Compositional Representation of Polymorphic Crystalline Materials
Namkyeong Lee, Heewoong Noh, Gyoung S. Na, Jimeng Sun, Tianfan Fu, Marinka Zitnik, Chanyoung Park
TL;DR
PCRL addresses the challenge of learning material representations from composition when crystal polymorphism causes one composition to map to multiple structures. It introduces a probabilistic composition encoder that models each composition as $p(\tilde{\mathbf{z}}^a|\mathbf{X}^a,\mathbf{A}^a) \sim \mathcal{N}(\mathbf{z}_{\mu}^a,\mathbf{z}_{\sigma}^a)$, with $\mathbf{z}_{\mu}^a=f_{\mu}^a(\mathbf{Z}^a)$ and $\mathbf{z}_{\sigma}^a=f_{\sigma}^a(\mathbf{Z}^a)$, and a structural graph encoder $f^b$ to guide alignment via a soft contrastive loss $\mathcal{L}_{\text{con}}$ and KL regularization $\mathcal{L}_{\text{KL}}$, optimized as $\mathcal{L}_{\text{total}} = \mathcal{L}_{\text{con}} + \beta \cdot \mathcal{L}_{\text{KL}}$. The framework aligns composition representations with their polymorphic structures through sampling and a soft matching probability, enabling transfer to diverse property prediction tasks without requiring explicit structure. Evaluations on 16 datasets—including DFT-derived and experimental targets across Band Gap, Formation Enthalpy, ESTM properties, and Matbench metrics—show that incorporating structural information and polymorphism-uncertainty yields superior, transferable representations, with uncertainties reflecting polymorphic complexity and guiding material discovery. The work demonstrates that universal compositional representations can be learned by jointly leveraging composition and structure while explicitly modeling uncertainty, offering practical impact for data-scarce real-world material discovery. Code is available at the authors’ GitHub, and experiments indicate PCRL’s robustness and applicability across diverse materials domains.
Abstract
Machine learning (ML) has seen promising developments in materials science, yet its efficacy largely depends on detailed crystal structural data, which are often complex and hard to obtain, limiting their applicability in real-world material synthesis processes. An alternative, using compositional descriptors, offers a simpler approach by indicating the elemental ratios of compounds without detailed structural insights. However, accurately representing materials solely with compositional descriptors presents challenges due to polymorphism, where a single composition can correspond to various structural arrangements, creating ambiguities in its representation. To this end, we introduce PCRL, a novel approach that employs probabilistic modeling of composition to capture the diverse polymorphs from available structural information. Extensive evaluations on sixteen datasets demonstrate the effectiveness of PCRL in learning compositional representation, and our analysis highlights its potential applicability of PCRL in material discovery. The source code for PCRL is available at https://github.com/Namkyeong/PCRL.

## DATA PROVIDED
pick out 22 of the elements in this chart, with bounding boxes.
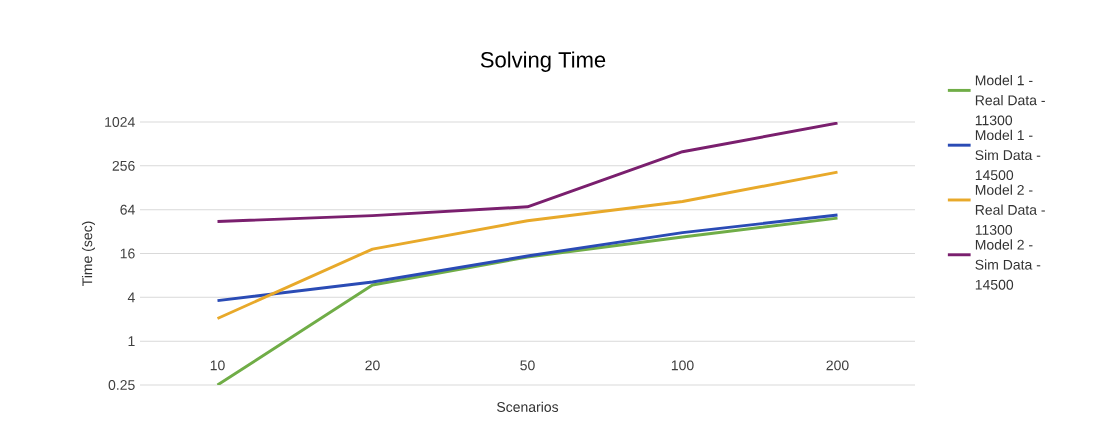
y-tick-label: 4 (127, 292, 135, 303)
x-tick-label: 50 (520, 360, 535, 371)
line-series (216, 213, 839, 303)
x-tick-label: 200 (826, 360, 849, 371)
legend-label: Model 2 - Sim Data - 14500 (975, 239, 1041, 290)
y-axis-title: Time (sec) (81, 221, 95, 286)
chart-title: Solving Time (480, 51, 606, 72)
legend-label: Model 1 - Sim Data - 14500 (975, 129, 1041, 181)
legend-label: Model 1 - Real Data - 11300 (975, 75, 1045, 126)
x-tick-label: 100 (671, 360, 694, 371)
y-tick-label: 1 (128, 336, 135, 346)
legend-label: Model 2 - Real Data - 11300 (975, 184, 1045, 235)
y-tick-label: 0.25 (108, 380, 135, 390)
x-tick-label: 10 (210, 360, 225, 371)
line-series (216, 122, 839, 223)
x-tick-label: 20 (365, 360, 380, 371)
line-series (216, 170, 839, 320)
y-tick-label: 16 (120, 248, 135, 259)
y-tick-label: 256 (112, 160, 135, 171)
y-tick-label: 1024 (105, 117, 135, 127)
y-tick-label: 64 (120, 204, 135, 215)
x-axis-title: Scenarios (497, 401, 559, 412)
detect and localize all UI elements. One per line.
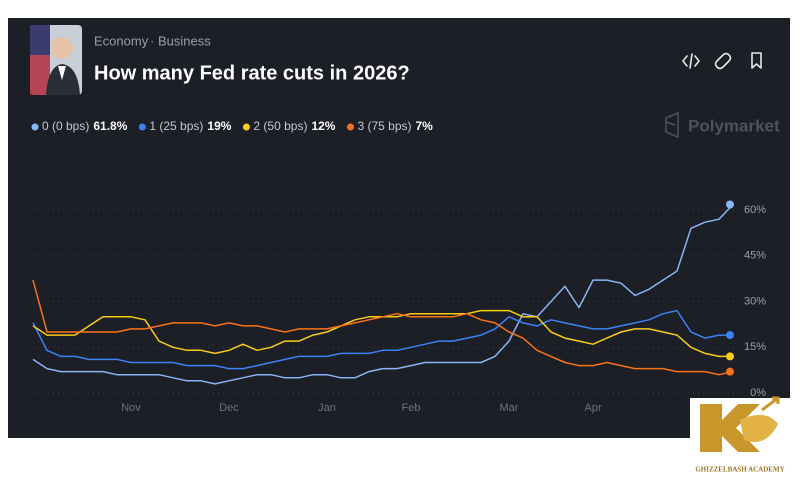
legend-dot — [346, 123, 354, 131]
watermark-logo — [690, 396, 790, 476]
y-tick-label: 45% — [744, 250, 766, 262]
legend-label: 3 (75 bps) — [357, 119, 411, 133]
title: How many Fed rate cuts in 2026? — [94, 62, 410, 84]
x-tick-label: Mar — [500, 402, 519, 414]
embed-button[interactable] — [682, 53, 700, 69]
end-point — [726, 200, 734, 209]
link-button[interactable] — [714, 52, 732, 70]
brand-logo — [665, 111, 679, 139]
plot: 0% 15% 30% 45% 60% Nov Dec Jan Feb Mar Apr — [32, 200, 766, 414]
breadcrumb: Business — [158, 33, 211, 48]
legend-label: 0 (0 bps) — [42, 119, 89, 133]
x-tick-label: Jan — [318, 402, 336, 414]
legend-dot — [138, 123, 146, 131]
bookmark-button[interactable] — [751, 52, 762, 69]
y-tick-label: 30% — [744, 295, 766, 307]
breadcrumb: Economy — [94, 33, 149, 48]
y-tick-label: 15% — [744, 341, 766, 353]
x-tick-label: Nov — [121, 402, 141, 414]
legend-dot — [242, 123, 250, 131]
x-tick-label: Apr — [584, 402, 601, 414]
series-line — [32, 279, 734, 376]
series-line — [32, 309, 733, 370]
legend-label: 1 (25 bps) — [149, 119, 203, 133]
legend: 0 (0 bps) 61.8% 1 (25 bps) 19% 2 (50 bps) 12%… — [31, 119, 434, 133]
legend-dot — [31, 123, 39, 131]
series-line — [32, 203, 734, 385]
legend-value: 61.8% — [93, 119, 127, 133]
legend-label: 2 (50 bps) — [253, 119, 307, 133]
legend-value: 12% — [311, 119, 335, 133]
brand: Polymarket — [688, 116, 780, 135]
x-tick-label: Feb — [402, 402, 421, 414]
avatar — [30, 25, 82, 95]
breadcrumb-separator: · — [150, 33, 154, 48]
legend-value: 7% — [416, 119, 434, 133]
x-tick-label: Dec — [219, 402, 239, 414]
end-point — [726, 367, 734, 376]
end-point — [726, 352, 734, 361]
end-point — [726, 331, 734, 340]
watermark: GHIZZELBASH ACADEMY — [695, 466, 784, 474]
y-tick-label: 60% — [744, 204, 766, 216]
legend-value: 19% — [207, 119, 231, 133]
y-tick-label: 0% — [750, 387, 766, 399]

## WHAT NEEDS TO BE DONE
In the PCRL paper summary, what term names the case where one composition can correspond to several structural arrangements?

## RESPONSE
Polymorphism.